Using the listing below, report all lines holding the word "screenshot".

Rows from a dataset
......

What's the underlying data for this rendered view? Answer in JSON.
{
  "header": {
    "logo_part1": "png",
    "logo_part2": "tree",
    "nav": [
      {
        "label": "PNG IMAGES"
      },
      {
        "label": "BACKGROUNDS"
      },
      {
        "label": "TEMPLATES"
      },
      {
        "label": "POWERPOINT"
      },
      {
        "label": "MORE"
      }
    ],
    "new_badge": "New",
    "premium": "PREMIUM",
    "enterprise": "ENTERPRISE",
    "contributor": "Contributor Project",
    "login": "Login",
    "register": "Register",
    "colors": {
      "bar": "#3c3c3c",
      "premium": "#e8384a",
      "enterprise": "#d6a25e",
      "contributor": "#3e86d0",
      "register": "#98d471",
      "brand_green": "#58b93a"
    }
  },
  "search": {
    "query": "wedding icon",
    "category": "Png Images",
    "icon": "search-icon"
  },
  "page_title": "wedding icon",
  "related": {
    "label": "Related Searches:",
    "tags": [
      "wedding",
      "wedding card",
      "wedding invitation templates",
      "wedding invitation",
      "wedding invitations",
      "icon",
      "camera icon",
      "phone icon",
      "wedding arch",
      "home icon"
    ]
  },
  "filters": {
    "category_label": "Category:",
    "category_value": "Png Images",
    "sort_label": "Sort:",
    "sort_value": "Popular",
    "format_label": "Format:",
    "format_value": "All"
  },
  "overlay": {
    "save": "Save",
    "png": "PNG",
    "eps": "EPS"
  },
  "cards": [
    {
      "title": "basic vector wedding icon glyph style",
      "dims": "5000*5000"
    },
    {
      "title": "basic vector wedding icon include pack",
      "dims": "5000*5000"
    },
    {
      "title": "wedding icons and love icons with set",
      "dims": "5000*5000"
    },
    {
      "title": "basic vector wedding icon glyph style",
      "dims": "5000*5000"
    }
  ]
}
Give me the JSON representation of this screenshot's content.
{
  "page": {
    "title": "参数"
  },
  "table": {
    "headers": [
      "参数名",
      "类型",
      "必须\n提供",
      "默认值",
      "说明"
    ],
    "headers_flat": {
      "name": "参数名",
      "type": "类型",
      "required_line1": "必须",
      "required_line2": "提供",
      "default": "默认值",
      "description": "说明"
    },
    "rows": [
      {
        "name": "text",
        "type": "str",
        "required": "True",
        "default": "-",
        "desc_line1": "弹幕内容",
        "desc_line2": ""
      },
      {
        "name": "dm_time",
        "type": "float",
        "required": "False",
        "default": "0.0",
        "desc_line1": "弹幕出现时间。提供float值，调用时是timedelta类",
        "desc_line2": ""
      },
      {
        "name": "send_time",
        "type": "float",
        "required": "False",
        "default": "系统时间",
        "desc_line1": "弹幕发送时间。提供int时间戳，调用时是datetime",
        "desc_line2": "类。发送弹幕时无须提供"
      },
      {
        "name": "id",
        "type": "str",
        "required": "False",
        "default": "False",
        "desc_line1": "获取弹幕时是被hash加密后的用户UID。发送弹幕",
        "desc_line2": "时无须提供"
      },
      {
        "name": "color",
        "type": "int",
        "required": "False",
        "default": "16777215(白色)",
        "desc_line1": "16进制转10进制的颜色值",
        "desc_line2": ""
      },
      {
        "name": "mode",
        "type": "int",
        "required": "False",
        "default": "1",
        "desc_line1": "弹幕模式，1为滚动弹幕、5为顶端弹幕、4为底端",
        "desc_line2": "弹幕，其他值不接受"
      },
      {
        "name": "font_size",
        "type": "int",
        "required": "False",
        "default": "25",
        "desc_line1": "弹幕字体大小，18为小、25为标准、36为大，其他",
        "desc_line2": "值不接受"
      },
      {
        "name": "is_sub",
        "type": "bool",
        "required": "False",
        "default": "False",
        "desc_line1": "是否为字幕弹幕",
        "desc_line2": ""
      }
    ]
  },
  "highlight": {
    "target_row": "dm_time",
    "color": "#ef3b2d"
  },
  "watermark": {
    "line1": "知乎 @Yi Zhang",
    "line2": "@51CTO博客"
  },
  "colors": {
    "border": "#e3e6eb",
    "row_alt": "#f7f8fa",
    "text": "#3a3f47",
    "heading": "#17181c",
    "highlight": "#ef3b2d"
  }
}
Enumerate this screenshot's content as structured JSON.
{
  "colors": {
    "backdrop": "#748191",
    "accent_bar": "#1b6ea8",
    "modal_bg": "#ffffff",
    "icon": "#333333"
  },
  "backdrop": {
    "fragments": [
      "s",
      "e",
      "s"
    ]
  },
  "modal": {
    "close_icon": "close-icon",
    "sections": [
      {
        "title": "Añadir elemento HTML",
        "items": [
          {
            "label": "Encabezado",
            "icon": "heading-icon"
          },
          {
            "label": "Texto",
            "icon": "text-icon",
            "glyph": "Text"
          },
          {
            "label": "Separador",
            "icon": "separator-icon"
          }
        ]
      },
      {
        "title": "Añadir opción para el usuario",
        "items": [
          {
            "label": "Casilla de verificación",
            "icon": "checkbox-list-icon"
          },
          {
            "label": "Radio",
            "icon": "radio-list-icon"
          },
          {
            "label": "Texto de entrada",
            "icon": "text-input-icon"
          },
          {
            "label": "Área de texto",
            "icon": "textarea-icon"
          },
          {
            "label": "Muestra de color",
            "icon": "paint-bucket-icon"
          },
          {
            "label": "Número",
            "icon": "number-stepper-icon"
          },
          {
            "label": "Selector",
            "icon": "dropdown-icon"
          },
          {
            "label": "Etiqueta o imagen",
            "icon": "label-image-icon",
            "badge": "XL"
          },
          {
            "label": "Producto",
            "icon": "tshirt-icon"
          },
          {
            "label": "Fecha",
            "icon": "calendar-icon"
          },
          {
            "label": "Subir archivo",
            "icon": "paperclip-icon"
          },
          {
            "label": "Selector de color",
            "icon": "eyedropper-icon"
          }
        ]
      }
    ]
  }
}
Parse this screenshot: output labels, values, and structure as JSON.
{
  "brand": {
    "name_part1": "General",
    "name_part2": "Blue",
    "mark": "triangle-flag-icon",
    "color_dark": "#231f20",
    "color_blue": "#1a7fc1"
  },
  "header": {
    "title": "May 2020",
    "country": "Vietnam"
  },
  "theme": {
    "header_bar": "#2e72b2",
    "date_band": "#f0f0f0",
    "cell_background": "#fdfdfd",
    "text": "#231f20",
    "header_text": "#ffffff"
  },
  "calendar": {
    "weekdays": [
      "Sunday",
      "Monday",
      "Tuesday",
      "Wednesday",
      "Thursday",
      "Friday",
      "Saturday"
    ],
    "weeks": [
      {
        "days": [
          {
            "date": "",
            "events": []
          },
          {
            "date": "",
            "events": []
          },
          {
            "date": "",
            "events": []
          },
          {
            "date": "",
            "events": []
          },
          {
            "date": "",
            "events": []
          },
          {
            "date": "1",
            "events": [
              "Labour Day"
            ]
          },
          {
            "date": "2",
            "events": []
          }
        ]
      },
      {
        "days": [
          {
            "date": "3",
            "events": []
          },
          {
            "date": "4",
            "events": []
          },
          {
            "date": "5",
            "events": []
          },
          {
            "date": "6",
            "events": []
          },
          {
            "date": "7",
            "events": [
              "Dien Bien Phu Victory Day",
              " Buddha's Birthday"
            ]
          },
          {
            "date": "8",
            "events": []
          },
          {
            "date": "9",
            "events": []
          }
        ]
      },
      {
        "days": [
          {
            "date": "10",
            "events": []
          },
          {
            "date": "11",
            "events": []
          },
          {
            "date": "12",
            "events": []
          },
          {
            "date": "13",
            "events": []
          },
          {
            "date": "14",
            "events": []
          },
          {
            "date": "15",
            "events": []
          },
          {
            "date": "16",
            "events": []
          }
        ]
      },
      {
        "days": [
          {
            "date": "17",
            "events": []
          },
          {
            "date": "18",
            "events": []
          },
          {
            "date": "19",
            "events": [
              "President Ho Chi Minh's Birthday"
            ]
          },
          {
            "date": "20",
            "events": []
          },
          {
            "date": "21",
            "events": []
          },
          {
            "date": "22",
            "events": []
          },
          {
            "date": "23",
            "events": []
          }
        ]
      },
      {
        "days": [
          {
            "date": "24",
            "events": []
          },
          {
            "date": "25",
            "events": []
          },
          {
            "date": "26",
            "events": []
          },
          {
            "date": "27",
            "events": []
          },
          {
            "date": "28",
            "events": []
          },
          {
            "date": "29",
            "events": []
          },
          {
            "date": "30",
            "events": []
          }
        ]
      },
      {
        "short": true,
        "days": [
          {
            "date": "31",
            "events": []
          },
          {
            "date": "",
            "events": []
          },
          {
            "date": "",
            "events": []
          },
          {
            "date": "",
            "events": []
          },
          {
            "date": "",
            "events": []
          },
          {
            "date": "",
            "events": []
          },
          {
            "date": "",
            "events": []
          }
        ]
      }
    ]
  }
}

......

RESPONSE TO THIS TASK
Give me the JSON representation of this screenshot's content.
Enumerate this screenshot's content as structured JSON.
Parse this screenshot: output labels, values, and structure as JSON.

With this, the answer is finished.